<<<<

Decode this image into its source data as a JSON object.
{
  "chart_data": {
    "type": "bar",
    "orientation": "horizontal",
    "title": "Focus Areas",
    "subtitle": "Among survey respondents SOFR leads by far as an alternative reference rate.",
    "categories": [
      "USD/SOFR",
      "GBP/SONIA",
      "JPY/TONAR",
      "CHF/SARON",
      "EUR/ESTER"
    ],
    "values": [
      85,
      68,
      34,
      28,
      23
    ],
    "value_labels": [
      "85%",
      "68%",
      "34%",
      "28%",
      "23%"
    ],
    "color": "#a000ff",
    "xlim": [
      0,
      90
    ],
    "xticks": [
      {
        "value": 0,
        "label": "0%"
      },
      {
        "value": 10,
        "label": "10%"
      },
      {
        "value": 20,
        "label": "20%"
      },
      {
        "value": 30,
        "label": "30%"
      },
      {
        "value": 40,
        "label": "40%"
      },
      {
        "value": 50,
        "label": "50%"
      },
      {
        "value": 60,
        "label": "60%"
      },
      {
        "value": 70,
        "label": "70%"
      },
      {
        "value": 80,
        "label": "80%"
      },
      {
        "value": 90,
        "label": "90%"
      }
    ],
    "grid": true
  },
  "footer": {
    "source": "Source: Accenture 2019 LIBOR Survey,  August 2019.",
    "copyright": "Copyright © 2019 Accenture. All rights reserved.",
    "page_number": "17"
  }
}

>>>>

▸ Requirements
Every entry above needs to be quoted exactly.

▸ Answer to this problem
Decode this image into its source data as a JSON object.
{
  "chart_data": {
    "type": "bar",
    "orientation": "horizontal",
    "title": "Focus Areas",
    "subtitle": "Among survey respondents SOFR leads by far as an alternative reference rate.",
    "categories": [
      "USD/SOFR",
      "GBP/SONIA",
      "JPY/TONAR",
      "CHF/SARON",
      "EUR/ESTER"
    ],
    "values": [
      85,
      68,
      34,
      28,
      23
    ],
    "value_labels": [
      "85%",
      "68%",
      "34%",
      "28%",
      "23%"
    ],
    "color": "#a000ff",
    "xlim": [
      0,
      90
    ],
    "xticks": [
      {
        "value": 0,
        "label": "0%"
      },
      {
        "value": 10,
        "label": "10%"
      },
      {
        "value": 20,
        "label": "20%"
      },
      {
        "value": 30,
        "label": "30%"
      },
      {
        "value": 40,
        "label": "40%"
      },
      {
        "value": 50,
        "label": "50%"
      },
      {
        "value": 60,
        "label": "60%"
      },
      {
        "value": 70,
        "label": "70%"
      },
      {
        "value": 80,
        "label": "80%"
      },
      {
        "value": 90,
        "label": "90%"
      }
    ],
    "grid": true
  },
  "footer": {
    "source": "Source: Accenture 2019 LIBOR Survey,  August 2019.",
    "copyright": "Copyright © 2019 Accenture. All rights reserved.",
    "page_number": "17"
  }
}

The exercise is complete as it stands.